__Aim__
Copy every line that mentions the word "subjects".

__Task inputs__
- - - - - - -

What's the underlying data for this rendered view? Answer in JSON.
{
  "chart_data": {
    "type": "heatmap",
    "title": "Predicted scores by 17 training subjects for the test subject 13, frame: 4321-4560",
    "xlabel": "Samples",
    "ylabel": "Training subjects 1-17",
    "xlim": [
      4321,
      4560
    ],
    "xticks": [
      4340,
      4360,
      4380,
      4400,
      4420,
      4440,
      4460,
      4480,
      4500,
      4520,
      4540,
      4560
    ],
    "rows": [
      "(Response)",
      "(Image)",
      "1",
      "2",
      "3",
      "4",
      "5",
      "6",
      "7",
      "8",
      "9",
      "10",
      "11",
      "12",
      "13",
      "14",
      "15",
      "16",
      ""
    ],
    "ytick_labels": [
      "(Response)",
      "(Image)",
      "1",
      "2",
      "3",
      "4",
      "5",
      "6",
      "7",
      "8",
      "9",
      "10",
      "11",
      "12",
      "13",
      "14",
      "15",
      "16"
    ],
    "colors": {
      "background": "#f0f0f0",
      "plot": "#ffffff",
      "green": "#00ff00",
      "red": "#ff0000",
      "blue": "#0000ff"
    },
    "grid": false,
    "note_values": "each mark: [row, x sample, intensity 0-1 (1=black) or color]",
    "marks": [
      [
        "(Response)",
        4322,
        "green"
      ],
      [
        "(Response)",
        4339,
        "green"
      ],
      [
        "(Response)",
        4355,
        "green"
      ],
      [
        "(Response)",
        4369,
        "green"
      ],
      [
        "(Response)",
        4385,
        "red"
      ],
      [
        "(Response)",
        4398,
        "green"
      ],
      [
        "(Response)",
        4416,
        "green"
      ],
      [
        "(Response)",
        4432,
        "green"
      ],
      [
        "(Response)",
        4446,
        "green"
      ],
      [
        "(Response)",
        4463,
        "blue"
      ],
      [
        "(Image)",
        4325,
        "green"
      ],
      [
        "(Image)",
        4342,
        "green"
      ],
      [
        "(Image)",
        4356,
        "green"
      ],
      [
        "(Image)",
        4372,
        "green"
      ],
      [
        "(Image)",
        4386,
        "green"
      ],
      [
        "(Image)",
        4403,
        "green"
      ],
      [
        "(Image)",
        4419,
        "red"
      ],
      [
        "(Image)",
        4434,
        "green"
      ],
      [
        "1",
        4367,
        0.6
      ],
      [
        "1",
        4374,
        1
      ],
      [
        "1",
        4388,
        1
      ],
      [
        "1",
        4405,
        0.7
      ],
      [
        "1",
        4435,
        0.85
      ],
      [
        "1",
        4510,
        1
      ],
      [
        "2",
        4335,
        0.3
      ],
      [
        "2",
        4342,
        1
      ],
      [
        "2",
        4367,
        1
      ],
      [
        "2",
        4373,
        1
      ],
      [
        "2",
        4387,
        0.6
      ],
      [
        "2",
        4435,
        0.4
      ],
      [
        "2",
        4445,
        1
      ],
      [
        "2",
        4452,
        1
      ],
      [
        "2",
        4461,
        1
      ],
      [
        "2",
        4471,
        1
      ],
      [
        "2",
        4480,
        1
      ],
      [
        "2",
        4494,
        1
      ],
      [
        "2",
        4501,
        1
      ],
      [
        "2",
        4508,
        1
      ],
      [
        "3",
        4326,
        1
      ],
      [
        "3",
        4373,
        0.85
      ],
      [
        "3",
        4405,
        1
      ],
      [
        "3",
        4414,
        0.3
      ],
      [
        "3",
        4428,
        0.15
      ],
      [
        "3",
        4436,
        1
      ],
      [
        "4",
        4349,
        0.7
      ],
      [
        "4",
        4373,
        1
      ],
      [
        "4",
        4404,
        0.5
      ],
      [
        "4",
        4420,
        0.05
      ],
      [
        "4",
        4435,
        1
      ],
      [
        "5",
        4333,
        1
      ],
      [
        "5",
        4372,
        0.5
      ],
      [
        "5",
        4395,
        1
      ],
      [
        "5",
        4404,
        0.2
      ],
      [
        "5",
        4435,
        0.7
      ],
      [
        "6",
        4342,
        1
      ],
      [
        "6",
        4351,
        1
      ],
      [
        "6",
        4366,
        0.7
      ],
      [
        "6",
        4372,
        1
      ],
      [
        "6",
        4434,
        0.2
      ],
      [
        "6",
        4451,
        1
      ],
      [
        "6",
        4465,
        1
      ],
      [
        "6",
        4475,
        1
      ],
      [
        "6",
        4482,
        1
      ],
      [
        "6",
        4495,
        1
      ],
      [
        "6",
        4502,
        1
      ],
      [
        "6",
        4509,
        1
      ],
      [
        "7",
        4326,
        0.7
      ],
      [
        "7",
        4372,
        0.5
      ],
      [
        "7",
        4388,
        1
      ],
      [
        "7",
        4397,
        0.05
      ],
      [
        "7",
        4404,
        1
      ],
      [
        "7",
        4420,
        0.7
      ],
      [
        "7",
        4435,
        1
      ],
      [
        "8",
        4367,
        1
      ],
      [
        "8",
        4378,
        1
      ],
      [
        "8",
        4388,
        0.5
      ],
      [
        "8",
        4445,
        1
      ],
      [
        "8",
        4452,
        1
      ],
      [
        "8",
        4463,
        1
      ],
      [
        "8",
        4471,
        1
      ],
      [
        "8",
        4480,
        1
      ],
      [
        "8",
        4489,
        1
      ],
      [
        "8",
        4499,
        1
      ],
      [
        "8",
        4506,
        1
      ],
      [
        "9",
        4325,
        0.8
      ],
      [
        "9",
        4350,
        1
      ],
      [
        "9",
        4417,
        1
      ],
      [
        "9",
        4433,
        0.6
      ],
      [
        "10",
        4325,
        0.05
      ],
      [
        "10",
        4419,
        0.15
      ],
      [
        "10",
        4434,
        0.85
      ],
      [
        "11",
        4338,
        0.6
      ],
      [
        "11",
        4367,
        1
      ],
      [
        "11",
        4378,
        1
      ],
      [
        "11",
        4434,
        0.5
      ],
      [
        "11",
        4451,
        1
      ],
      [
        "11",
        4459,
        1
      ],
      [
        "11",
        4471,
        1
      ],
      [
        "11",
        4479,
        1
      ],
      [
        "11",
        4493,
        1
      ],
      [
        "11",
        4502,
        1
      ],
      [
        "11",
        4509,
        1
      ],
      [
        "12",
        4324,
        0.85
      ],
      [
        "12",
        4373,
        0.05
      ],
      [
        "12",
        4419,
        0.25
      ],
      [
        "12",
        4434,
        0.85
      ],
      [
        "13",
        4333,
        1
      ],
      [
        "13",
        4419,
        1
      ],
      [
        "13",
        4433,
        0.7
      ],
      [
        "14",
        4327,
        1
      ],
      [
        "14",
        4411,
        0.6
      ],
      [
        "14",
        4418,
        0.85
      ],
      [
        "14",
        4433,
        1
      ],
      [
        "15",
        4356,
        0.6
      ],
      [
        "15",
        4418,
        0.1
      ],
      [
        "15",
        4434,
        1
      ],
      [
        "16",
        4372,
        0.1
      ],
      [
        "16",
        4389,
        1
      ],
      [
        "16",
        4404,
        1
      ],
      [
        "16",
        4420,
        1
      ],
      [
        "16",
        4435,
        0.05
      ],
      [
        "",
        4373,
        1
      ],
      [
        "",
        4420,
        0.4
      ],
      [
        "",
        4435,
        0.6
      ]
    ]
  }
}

- - - - - - -

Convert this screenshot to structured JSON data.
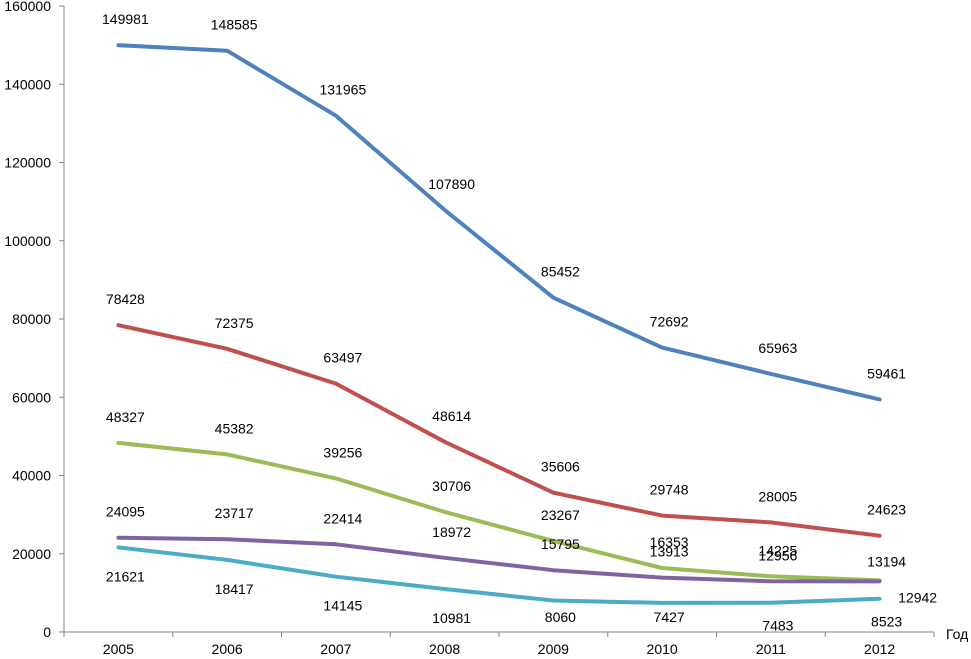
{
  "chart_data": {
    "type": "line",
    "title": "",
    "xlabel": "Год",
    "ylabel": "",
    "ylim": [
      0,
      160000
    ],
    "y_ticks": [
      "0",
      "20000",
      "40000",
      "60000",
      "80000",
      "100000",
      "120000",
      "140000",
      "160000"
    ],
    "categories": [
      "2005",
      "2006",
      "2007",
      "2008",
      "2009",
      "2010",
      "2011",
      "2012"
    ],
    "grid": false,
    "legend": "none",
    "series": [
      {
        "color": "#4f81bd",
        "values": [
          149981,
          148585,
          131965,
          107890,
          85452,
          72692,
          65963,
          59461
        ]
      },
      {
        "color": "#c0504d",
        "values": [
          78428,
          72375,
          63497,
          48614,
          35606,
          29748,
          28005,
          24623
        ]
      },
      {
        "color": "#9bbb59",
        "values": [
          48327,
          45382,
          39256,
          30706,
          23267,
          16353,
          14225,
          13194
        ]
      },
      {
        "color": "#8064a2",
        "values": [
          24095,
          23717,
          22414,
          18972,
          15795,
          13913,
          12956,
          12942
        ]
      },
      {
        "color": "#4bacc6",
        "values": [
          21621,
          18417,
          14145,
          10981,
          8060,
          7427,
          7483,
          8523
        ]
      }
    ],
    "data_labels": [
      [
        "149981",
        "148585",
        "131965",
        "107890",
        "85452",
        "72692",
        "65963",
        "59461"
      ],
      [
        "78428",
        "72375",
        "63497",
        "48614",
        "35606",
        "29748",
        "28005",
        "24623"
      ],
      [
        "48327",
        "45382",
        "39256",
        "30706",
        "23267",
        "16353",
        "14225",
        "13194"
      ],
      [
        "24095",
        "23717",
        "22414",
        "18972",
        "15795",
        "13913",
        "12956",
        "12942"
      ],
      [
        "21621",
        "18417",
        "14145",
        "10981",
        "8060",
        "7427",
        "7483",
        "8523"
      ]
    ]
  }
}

- - - - - - -

__Expected output__
    "title": "Predicted scores by 17 training subjects for the test subject 13, frame: 4321-4560",
    "ylabel": "Training subjects 1-17",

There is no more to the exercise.